§ DATA SHOWN
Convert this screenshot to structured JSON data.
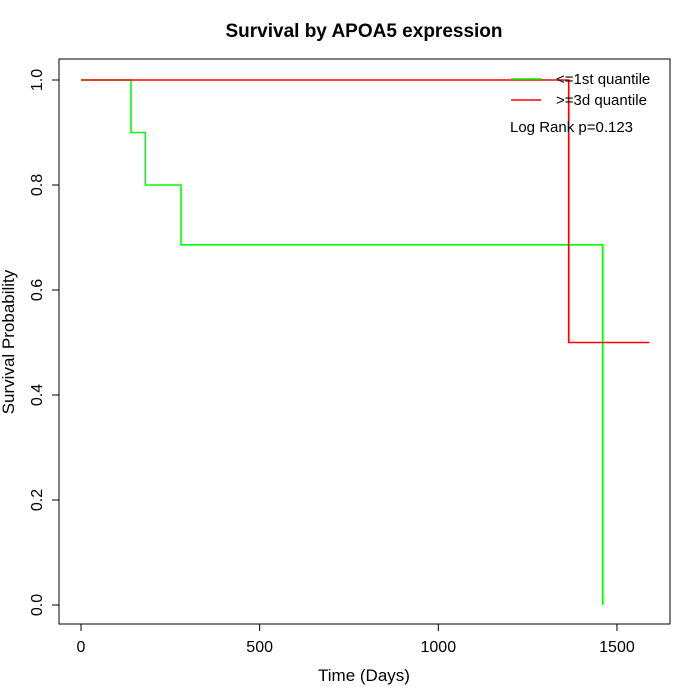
{
  "chart_data": {
    "type": "line",
    "title": "Survival by APOA5 expression",
    "xlabel": "Time (Days)",
    "ylabel": "Survival Probability",
    "xlim": [
      0,
      1650
    ],
    "ylim": [
      0,
      1.0
    ],
    "xticks": [
      0,
      500,
      1000,
      1500
    ],
    "yticks": [
      0.0,
      0.2,
      0.4,
      0.6,
      0.8,
      1.0
    ],
    "xtick_labels": [
      "0",
      "500",
      "1000",
      "1500"
    ],
    "ytick_labels": [
      "0.0",
      "0.2",
      "0.4",
      "0.6",
      "0.8",
      "1.0"
    ],
    "grid": false,
    "legend_position": "top-right",
    "annotation": "Log Rank p=0.123",
    "series": [
      {
        "name": "<=1st quantile",
        "color": "#00ff00",
        "step_points": [
          [
            0,
            1.0
          ],
          [
            140,
            1.0
          ],
          [
            140,
            0.9
          ],
          [
            180,
            0.9
          ],
          [
            180,
            0.8
          ],
          [
            280,
            0.8
          ],
          [
            280,
            0.686
          ],
          [
            1460,
            0.686
          ],
          [
            1460,
            0.0
          ]
        ]
      },
      {
        "name": ">=3d quantile",
        "color": "#ff0000",
        "step_points": [
          [
            0,
            1.0
          ],
          [
            1365,
            1.0
          ],
          [
            1365,
            0.5
          ],
          [
            1590,
            0.5
          ]
        ]
      }
    ]
  }
}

§ THE TASK
All of the material above should be reproduced exactly, except the pictures.

§ WRITTEN SOLUTION
Convert this screenshot to structured JSON data.
{
  "chart_data": {
    "type": "line",
    "title": "Survival by APOA5 expression",
    "xlabel": "Time (Days)",
    "ylabel": "Survival Probability",
    "xlim": [
      0,
      1650
    ],
    "ylim": [
      0,
      1.0
    ],
    "xticks": [
      0,
      500,
      1000,
      1500
    ],
    "yticks": [
      0.0,
      0.2,
      0.4,
      0.6,
      0.8,
      1.0
    ],
    "xtick_labels": [
      "0",
      "500",
      "1000",
      "1500"
    ],
    "ytick_labels": [
      "0.0",
      "0.2",
      "0.4",
      "0.6",
      "0.8",
      "1.0"
    ],
    "grid": false,
    "legend_position": "top-right",
    "annotation": "Log Rank p=0.123",
    "series": [
      {
        "name": "<=1st quantile",
        "color": "#00ff00",
        "step_points": [
          [
            0,
            1.0
          ],
          [
            140,
            1.0
          ],
          [
            140,
            0.9
          ],
          [
            180,
            0.9
          ],
          [
            180,
            0.8
          ],
          [
            280,
            0.8
          ],
          [
            280,
            0.686
          ],
          [
            1460,
            0.686
          ],
          [
            1460,
            0.0
          ]
        ]
      },
      {
        "name": ">=3d quantile",
        "color": "#ff0000",
        "step_points": [
          [
            0,
            1.0
          ],
          [
            1365,
            1.0
          ],
          [
            1365,
            0.5
          ],
          [
            1590,
            0.5
          ]
        ]
      }
    ]
  }
}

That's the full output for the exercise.